_Written instruction_
Restate the records below word for word.

_Record excerpts_
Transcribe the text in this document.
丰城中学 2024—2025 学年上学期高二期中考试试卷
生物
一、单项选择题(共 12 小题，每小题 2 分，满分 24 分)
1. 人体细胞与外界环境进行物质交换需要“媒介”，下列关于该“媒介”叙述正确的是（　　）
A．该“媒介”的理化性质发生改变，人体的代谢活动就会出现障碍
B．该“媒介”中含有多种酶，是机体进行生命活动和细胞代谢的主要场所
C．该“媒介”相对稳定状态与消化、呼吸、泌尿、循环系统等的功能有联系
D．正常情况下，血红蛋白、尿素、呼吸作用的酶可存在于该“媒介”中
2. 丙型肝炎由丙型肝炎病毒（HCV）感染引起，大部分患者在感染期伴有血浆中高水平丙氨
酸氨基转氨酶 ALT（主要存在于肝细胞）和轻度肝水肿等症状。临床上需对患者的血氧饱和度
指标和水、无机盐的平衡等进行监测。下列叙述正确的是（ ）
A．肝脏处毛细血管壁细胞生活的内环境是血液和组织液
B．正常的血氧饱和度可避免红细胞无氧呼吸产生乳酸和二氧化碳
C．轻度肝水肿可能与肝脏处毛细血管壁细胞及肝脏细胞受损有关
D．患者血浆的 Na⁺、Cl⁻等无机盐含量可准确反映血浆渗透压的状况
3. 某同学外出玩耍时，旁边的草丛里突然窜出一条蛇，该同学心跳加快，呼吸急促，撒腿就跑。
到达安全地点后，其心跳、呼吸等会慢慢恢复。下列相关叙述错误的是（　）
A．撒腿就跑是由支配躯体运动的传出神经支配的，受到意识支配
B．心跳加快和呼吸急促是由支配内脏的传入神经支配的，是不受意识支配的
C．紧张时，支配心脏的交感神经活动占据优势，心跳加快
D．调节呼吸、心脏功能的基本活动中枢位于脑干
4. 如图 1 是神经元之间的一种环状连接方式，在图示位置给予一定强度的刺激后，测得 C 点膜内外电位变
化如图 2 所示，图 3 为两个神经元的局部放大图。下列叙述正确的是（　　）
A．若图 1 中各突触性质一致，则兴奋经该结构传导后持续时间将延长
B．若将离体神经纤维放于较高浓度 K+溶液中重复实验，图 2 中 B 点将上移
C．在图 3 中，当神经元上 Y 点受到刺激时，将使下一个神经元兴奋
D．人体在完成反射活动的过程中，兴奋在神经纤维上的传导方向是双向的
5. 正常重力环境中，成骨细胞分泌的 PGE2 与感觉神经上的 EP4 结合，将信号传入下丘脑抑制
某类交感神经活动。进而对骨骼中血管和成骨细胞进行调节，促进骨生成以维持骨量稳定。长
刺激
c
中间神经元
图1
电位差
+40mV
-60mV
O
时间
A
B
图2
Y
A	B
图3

_Result of the exercise_
Transcribe the text in this document.
丰城中学 2024—2025 学年上学期高二期中考试试卷
生物
一、单项选择题(共 12 小题，每小题 2 分，满分 24 分)
1. 人体细胞与外界环境进行物质交换需要“媒介”，下列关于该“媒介”叙述正确的是（　　）
A．该“媒介”的理化性质发生改变，人体的代谢活动就会出现障碍
B．该“媒介”中含有多种酶，是机体进行生命活动和细胞代谢的主要场所
C．该“媒介”相对稳定状态与消化、呼吸、泌尿、循环系统等的功能有联系
D．正常情况下，血红蛋白、尿素、呼吸作用的酶可存在于该“媒介”中
2. 丙型肝炎由丙型肝炎病毒（HCV）感染引起，大部分患者在感染期伴有血浆中高水平丙氨
酸氨基转氨酶 ALT（主要存在于肝细胞）和轻度肝水肿等症状。临床上需对患者的血氧饱和度
指标和水、无机盐的平衡等进行监测。下列叙述正确的是（ ）
A．肝脏处毛细血管壁细胞生活的内环境是血液和组织液
B．正常的血氧饱和度可避免红细胞无氧呼吸产生乳酸和二氧化碳
C．轻度肝水肿可能与肝脏处毛细血管壁细胞及肝脏细胞受损有关
D．患者血浆的 Na⁺、Cl⁻等无机盐含量可准确反映血浆渗透压的状况
3. 某同学外出玩耍时，旁边的草丛里突然窜出一条蛇，该同学心跳加快，呼吸急促，撒腿就跑。
到达安全地点后，其心跳、呼吸等会慢慢恢复。下列相关叙述错误的是（　）
A．撒腿就跑是由支配躯体运动的传出神经支配的，受到意识支配
B．心跳加快和呼吸急促是由支配内脏的传入神经支配的，是不受意识支配的
C．紧张时，支配心脏的交感神经活动占据优势，心跳加快
D．调节呼吸、心脏功能的基本活动中枢位于脑干
4. 如图 1 是神经元之间的一种环状连接方式，在图示位置给予一定强度的刺激后，测得 C 点膜内外电位变
化如图 2 所示，图 3 为两个神经元的局部放大图。下列叙述正确的是（　　）
A．若图 1 中各突触性质一致，则兴奋经该结构传导后持续时间将延长
B．若将离体神经纤维放于较高浓度 K+溶液中重复实验，图 2 中 B 点将上移
C．在图 3 中，当神经元上 Y 点受到刺激时，将使下一个神经元兴奋
D．人体在完成反射活动的过程中，兴奋在神经纤维上的传导方向是双向的
5. 正常重力环境中，成骨细胞分泌的 PGE2 与感觉神经上的 EP4 结合，将信号传入下丘脑抑制
某类交感神经活动。进而对骨骼中血管和成骨细胞进行调节，促进骨生成以维持骨量稳定。长
刺激
c
中间神经元
图1
电位差
+40mV
-60mV
O
时间
A
B
图2
Y
A	B
图3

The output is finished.